Problem to work on: Every line that holds the string "iste" is to be identified and copied.

+++++

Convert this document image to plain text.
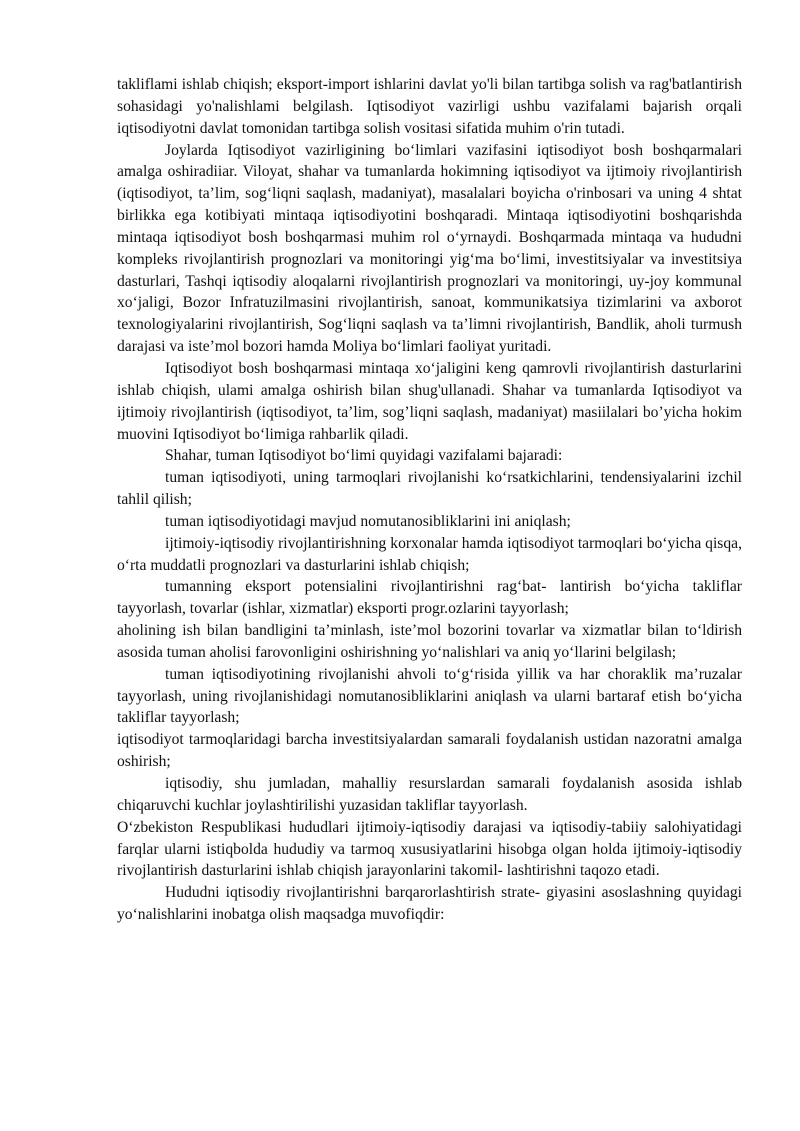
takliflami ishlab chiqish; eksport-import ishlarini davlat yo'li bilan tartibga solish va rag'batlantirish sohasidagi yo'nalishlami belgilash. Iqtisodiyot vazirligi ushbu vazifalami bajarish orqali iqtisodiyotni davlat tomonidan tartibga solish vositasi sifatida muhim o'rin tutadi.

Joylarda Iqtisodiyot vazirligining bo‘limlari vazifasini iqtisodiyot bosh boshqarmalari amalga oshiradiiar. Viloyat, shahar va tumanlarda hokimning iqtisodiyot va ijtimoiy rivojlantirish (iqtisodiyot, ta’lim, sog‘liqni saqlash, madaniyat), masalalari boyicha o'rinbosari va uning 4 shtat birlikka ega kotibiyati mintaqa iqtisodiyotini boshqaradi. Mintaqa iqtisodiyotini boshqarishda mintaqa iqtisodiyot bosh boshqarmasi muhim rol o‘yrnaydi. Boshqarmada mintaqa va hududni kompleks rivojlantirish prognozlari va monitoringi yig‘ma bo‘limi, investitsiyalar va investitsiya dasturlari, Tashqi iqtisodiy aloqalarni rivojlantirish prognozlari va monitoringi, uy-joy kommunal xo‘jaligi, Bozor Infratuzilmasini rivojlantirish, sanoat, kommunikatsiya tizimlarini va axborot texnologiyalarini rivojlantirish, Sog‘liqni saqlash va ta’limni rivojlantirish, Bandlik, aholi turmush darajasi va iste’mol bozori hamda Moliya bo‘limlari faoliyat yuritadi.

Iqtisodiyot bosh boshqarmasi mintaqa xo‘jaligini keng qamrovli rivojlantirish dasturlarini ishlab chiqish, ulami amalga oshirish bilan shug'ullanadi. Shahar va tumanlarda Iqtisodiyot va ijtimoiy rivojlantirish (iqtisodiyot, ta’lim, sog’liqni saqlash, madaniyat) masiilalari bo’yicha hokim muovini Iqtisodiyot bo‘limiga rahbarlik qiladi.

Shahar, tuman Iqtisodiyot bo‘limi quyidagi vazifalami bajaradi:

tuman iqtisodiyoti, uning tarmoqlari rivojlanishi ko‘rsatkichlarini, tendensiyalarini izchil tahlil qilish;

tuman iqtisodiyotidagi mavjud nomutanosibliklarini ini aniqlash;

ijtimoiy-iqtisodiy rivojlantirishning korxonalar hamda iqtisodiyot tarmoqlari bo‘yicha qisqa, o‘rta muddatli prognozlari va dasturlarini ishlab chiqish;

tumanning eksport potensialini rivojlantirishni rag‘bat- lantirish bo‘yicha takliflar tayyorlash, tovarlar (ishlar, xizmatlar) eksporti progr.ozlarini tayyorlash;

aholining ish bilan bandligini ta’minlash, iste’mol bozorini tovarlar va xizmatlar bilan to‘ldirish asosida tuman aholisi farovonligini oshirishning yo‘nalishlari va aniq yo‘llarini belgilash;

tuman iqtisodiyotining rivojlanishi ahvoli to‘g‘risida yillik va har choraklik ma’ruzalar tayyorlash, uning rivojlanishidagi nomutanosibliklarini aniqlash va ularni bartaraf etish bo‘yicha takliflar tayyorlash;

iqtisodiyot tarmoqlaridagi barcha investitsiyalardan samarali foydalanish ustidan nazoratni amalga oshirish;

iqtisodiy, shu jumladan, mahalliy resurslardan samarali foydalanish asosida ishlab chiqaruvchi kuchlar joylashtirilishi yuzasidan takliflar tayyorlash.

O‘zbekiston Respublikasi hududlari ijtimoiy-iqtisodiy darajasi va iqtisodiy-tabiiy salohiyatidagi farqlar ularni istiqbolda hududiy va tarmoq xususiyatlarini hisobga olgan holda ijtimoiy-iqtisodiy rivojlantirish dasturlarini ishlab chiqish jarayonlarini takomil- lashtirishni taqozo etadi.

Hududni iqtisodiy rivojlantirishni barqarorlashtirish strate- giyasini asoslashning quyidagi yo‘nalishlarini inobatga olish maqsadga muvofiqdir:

+++++

Written reply:
Joylarda Iqtisodiyot vazirligining bo‘limlari vazifasini iqtisodiyot bosh boshqarmalari amalga oshiradiiar. Viloyat, shahar va tumanlarda hokimning iqtisodiyot va ijtimoiy rivojlantirish (iqtisodiyot, ta’lim, sog‘liqni saqlash, madaniyat), masalalari boyicha o'rinbosari va uning 4 shtat birlikka ega kotibiyati mintaqa iqtisodiyotini boshqaradi. Mintaqa iqtisodiyotini boshqarishda mintaqa iqtisodiyot bosh boshqarmasi muhim rol o‘yrnaydi. Boshqarmada mintaqa va hududni kompleks rivojlantirish prognozlari va monitoringi yig‘ma bo‘limi, investitsiyalar va investitsiya dasturlari, Tashqi iqtisodiy aloqalarni rivojlantirish prognozlari va monitoringi, uy-joy kommunal xo‘jaligi, Bozor Infratuzilmasini rivojlantirish, sanoat, kommunikatsiya tizimlarini va axborot texnologiyalarini rivojlantirish, Sog‘liqni saqlash va ta’limni rivojlantirish, Bandlik, aholi turmush darajasi va iste’mol bozori hamda Moliya bo‘limlari faoliyat yuritadi.
aholining ish bilan bandligini ta’minlash, iste’mol bozorini tovarlar va xizmatlar bilan to‘ldirish asosida tuman aholisi farovonligini oshirishning yo‘nalishlari va aniq yo‘llarini belgilash;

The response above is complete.